GIVEN REQUEST: Check each line of the records below and collect those holding "Annual".

WORKING DATA:
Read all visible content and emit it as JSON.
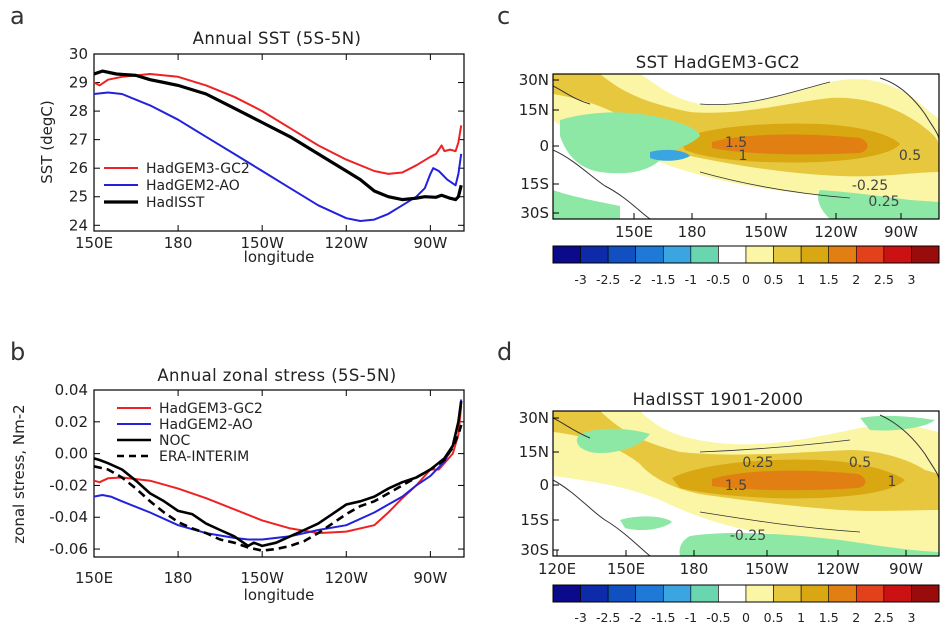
{
  "panels": {
    "a": {
      "letter": "a"
    },
    "b": {
      "letter": "b"
    },
    "c": {
      "letter": "c"
    },
    "d": {
      "letter": "d"
    }
  },
  "colors": {
    "hadgem3": "#ee2222",
    "hadgem2": "#2222dd",
    "obs": "#000000",
    "map_bg": "#1f8f8f"
  },
  "chart_data": [
    {
      "id": "a",
      "type": "line",
      "title": "Annual SST (5S-5N)",
      "xlabel": "longitude",
      "ylabel": "SST (degC)",
      "xlim": [
        150,
        282
      ],
      "ylim": [
        23.8,
        30.0
      ],
      "xticks": [
        150,
        180,
        210,
        240,
        270
      ],
      "xticklabels": [
        "150E",
        "180",
        "150W",
        "120W",
        "90W"
      ],
      "yticks": [
        24,
        25,
        26,
        27,
        28,
        29,
        30
      ],
      "yticklabels": [
        "24",
        "25",
        "26",
        "27",
        "28",
        "29",
        "30"
      ],
      "legend_position": "bottom-left",
      "series": [
        {
          "name": "HadGEM3-GC2",
          "color_key": "hadgem3",
          "width": 2,
          "dash": "",
          "points": [
            [
              150,
              29.0
            ],
            [
              152,
              28.9
            ],
            [
              155,
              29.1
            ],
            [
              160,
              29.2
            ],
            [
              170,
              29.3
            ],
            [
              180,
              29.2
            ],
            [
              190,
              28.9
            ],
            [
              200,
              28.5
            ],
            [
              210,
              28.0
            ],
            [
              220,
              27.4
            ],
            [
              230,
              26.8
            ],
            [
              240,
              26.3
            ],
            [
              250,
              25.9
            ],
            [
              255,
              25.8
            ],
            [
              260,
              25.85
            ],
            [
              265,
              26.1
            ],
            [
              270,
              26.4
            ],
            [
              272,
              26.5
            ],
            [
              274,
              26.8
            ],
            [
              275,
              26.6
            ],
            [
              277,
              26.65
            ],
            [
              279,
              26.6
            ],
            [
              280,
              26.9
            ],
            [
              281,
              27.5
            ]
          ]
        },
        {
          "name": "HadGEM2-AO",
          "color_key": "hadgem2",
          "width": 2,
          "dash": "",
          "points": [
            [
              150,
              28.6
            ],
            [
              155,
              28.65
            ],
            [
              160,
              28.6
            ],
            [
              170,
              28.2
            ],
            [
              180,
              27.7
            ],
            [
              190,
              27.1
            ],
            [
              200,
              26.5
            ],
            [
              210,
              25.9
            ],
            [
              220,
              25.3
            ],
            [
              230,
              24.7
            ],
            [
              240,
              24.25
            ],
            [
              245,
              24.15
            ],
            [
              250,
              24.2
            ],
            [
              255,
              24.4
            ],
            [
              260,
              24.7
            ],
            [
              265,
              25.0
            ],
            [
              268,
              25.3
            ],
            [
              270,
              25.8
            ],
            [
              271,
              26.0
            ],
            [
              273,
              25.9
            ],
            [
              276,
              25.6
            ],
            [
              279,
              25.4
            ],
            [
              280,
              25.8
            ],
            [
              281,
              26.5
            ]
          ]
        },
        {
          "name": "HadISST",
          "color_key": "obs",
          "width": 3.2,
          "dash": "",
          "points": [
            [
              150,
              29.3
            ],
            [
              153,
              29.4
            ],
            [
              158,
              29.3
            ],
            [
              165,
              29.25
            ],
            [
              170,
              29.1
            ],
            [
              175,
              29.0
            ],
            [
              180,
              28.9
            ],
            [
              190,
              28.6
            ],
            [
              200,
              28.1
            ],
            [
              210,
              27.6
            ],
            [
              220,
              27.1
            ],
            [
              230,
              26.5
            ],
            [
              235,
              26.2
            ],
            [
              240,
              25.9
            ],
            [
              245,
              25.6
            ],
            [
              250,
              25.2
            ],
            [
              255,
              25.0
            ],
            [
              260,
              24.9
            ],
            [
              265,
              24.95
            ],
            [
              268,
              25.0
            ],
            [
              272,
              24.98
            ],
            [
              274,
              25.05
            ],
            [
              277,
              24.95
            ],
            [
              279,
              24.9
            ],
            [
              280,
              25.0
            ],
            [
              281,
              25.4
            ]
          ]
        }
      ]
    },
    {
      "id": "b",
      "type": "line",
      "title": "Annual zonal stress (5S-5N)",
      "xlabel": "longitude",
      "ylabel": "zonal stress, Nm-2",
      "xlim": [
        150,
        282
      ],
      "ylim": [
        -0.065,
        0.04
      ],
      "xticks": [
        150,
        180,
        210,
        240,
        270
      ],
      "xticklabels": [
        "150E",
        "180",
        "150W",
        "120W",
        "90W"
      ],
      "yticks": [
        -0.06,
        -0.04,
        -0.02,
        0.0,
        0.02,
        0.04
      ],
      "yticklabels": [
        "-0.06",
        "-0.04",
        "-0.02",
        "0.00",
        "0.02",
        "0.04"
      ],
      "legend_position": "top-left",
      "series": [
        {
          "name": "HadGEM3-GC2",
          "color_key": "hadgem3",
          "width": 2,
          "dash": "",
          "points": [
            [
              150,
              -0.017
            ],
            [
              152,
              -0.018
            ],
            [
              155,
              -0.0155
            ],
            [
              160,
              -0.015
            ],
            [
              165,
              -0.016
            ],
            [
              170,
              -0.017
            ],
            [
              180,
              -0.022
            ],
            [
              190,
              -0.028
            ],
            [
              200,
              -0.035
            ],
            [
              210,
              -0.042
            ],
            [
              220,
              -0.047
            ],
            [
              230,
              -0.05
            ],
            [
              240,
              -0.049
            ],
            [
              250,
              -0.045
            ],
            [
              255,
              -0.037
            ],
            [
              260,
              -0.028
            ],
            [
              265,
              -0.02
            ],
            [
              270,
              -0.01
            ],
            [
              273,
              -0.01
            ],
            [
              275,
              -0.006
            ],
            [
              278,
              0.0
            ],
            [
              280,
              0.012
            ],
            [
              281,
              0.03
            ]
          ]
        },
        {
          "name": "HadGEM2-AO",
          "color_key": "hadgem2",
          "width": 2,
          "dash": "",
          "points": [
            [
              150,
              -0.027
            ],
            [
              153,
              -0.026
            ],
            [
              156,
              -0.027
            ],
            [
              160,
              -0.03
            ],
            [
              170,
              -0.037
            ],
            [
              180,
              -0.045
            ],
            [
              190,
              -0.05
            ],
            [
              200,
              -0.053
            ],
            [
              205,
              -0.054
            ],
            [
              210,
              -0.054
            ],
            [
              215,
              -0.053
            ],
            [
              220,
              -0.052
            ],
            [
              230,
              -0.048
            ],
            [
              240,
              -0.045
            ],
            [
              250,
              -0.037
            ],
            [
              255,
              -0.032
            ],
            [
              260,
              -0.027
            ],
            [
              265,
              -0.02
            ],
            [
              270,
              -0.014
            ],
            [
              275,
              -0.005
            ],
            [
              278,
              0.005
            ],
            [
              280,
              0.02
            ],
            [
              281,
              0.034
            ]
          ]
        },
        {
          "name": "NOC",
          "color_key": "obs",
          "width": 2.6,
          "dash": "",
          "points": [
            [
              150,
              -0.003
            ],
            [
              152,
              -0.004
            ],
            [
              155,
              -0.006
            ],
            [
              160,
              -0.01
            ],
            [
              165,
              -0.017
            ],
            [
              170,
              -0.025
            ],
            [
              175,
              -0.03
            ],
            [
              180,
              -0.036
            ],
            [
              185,
              -0.038
            ],
            [
              190,
              -0.044
            ],
            [
              195,
              -0.048
            ],
            [
              200,
              -0.052
            ],
            [
              205,
              -0.058
            ],
            [
              207,
              -0.056
            ],
            [
              210,
              -0.058
            ],
            [
              215,
              -0.056
            ],
            [
              220,
              -0.052
            ],
            [
              225,
              -0.048
            ],
            [
              230,
              -0.044
            ],
            [
              235,
              -0.038
            ],
            [
              240,
              -0.032
            ],
            [
              245,
              -0.03
            ],
            [
              250,
              -0.027
            ],
            [
              255,
              -0.022
            ],
            [
              260,
              -0.018
            ],
            [
              265,
              -0.015
            ],
            [
              270,
              -0.01
            ],
            [
              275,
              -0.003
            ],
            [
              278,
              0.005
            ],
            [
              280,
              0.02
            ],
            [
              281,
              0.033
            ]
          ]
        },
        {
          "name": "ERA-INTERIM",
          "color_key": "obs",
          "width": 2.6,
          "dash": "8,5",
          "points": [
            [
              150,
              -0.008
            ],
            [
              155,
              -0.01
            ],
            [
              160,
              -0.015
            ],
            [
              165,
              -0.022
            ],
            [
              170,
              -0.03
            ],
            [
              175,
              -0.037
            ],
            [
              180,
              -0.043
            ],
            [
              185,
              -0.047
            ],
            [
              190,
              -0.05
            ],
            [
              195,
              -0.054
            ],
            [
              200,
              -0.056
            ],
            [
              205,
              -0.059
            ],
            [
              210,
              -0.061
            ],
            [
              215,
              -0.06
            ],
            [
              220,
              -0.058
            ],
            [
              225,
              -0.055
            ],
            [
              230,
              -0.05
            ],
            [
              235,
              -0.044
            ],
            [
              240,
              -0.038
            ],
            [
              245,
              -0.033
            ],
            [
              250,
              -0.03
            ],
            [
              255,
              -0.025
            ],
            [
              260,
              -0.02
            ],
            [
              265,
              -0.015
            ],
            [
              270,
              -0.01
            ],
            [
              275,
              -0.004
            ],
            [
              278,
              0.004
            ],
            [
              280,
              0.012
            ],
            [
              281,
              0.018
            ]
          ]
        }
      ]
    },
    {
      "id": "c",
      "type": "heatmap",
      "title": "SST  HadGEM3-GC2",
      "xticklabels": [
        "150E",
        "180",
        "150W",
        "120W",
        "90W"
      ],
      "yticklabels": [
        "30N",
        "15N",
        "0",
        "15S",
        "30S"
      ],
      "contour_labels": [
        "1.5",
        "1",
        "0.5",
        "-0.25",
        "0.25"
      ],
      "colorbar": {
        "labels": [
          "-3",
          "-2.5",
          "-2",
          "-1.5",
          "-1",
          "-0.5",
          "0",
          "0.5",
          "1",
          "1.5",
          "2",
          "2.5",
          "3"
        ],
        "colors": [
          "#0a0a8a",
          "#0d2aa8",
          "#1050c0",
          "#1e7ad6",
          "#3aa5e0",
          "#6ad6b0",
          "#ffffff",
          "#fbf6a6",
          "#e7c73d",
          "#d8a712",
          "#e27f13",
          "#e3411c",
          "#cb1111",
          "#9a0b0b"
        ]
      }
    },
    {
      "id": "d",
      "type": "heatmap",
      "title": "HadISST 1901-2000",
      "xticklabels": [
        "120E",
        "150E",
        "180",
        "150W",
        "120W",
        "90W"
      ],
      "yticklabels": [
        "30N",
        "15N",
        "0",
        "15S",
        "30S"
      ],
      "contour_labels": [
        "0.25",
        "0.5",
        "1.5",
        "1",
        "-0.25"
      ],
      "colorbar": {
        "labels": [
          "-3",
          "-2.5",
          "-2",
          "-1.5",
          "-1",
          "-0.5",
          "0",
          "0.5",
          "1",
          "1.5",
          "2",
          "2.5",
          "3"
        ],
        "colors": [
          "#0a0a8a",
          "#0d2aa8",
          "#1050c0",
          "#1e7ad6",
          "#3aa5e0",
          "#6ad6b0",
          "#ffffff",
          "#fbf6a6",
          "#e7c73d",
          "#d8a712",
          "#e27f13",
          "#e3411c",
          "#cb1111",
          "#9a0b0b"
        ]
      }
    }
  ]
}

ANSWER TO THIS EXERCISE:
      "title": "Annual SST (5S-5N)",
      "title": "Annual zonal stress (5S-5N)",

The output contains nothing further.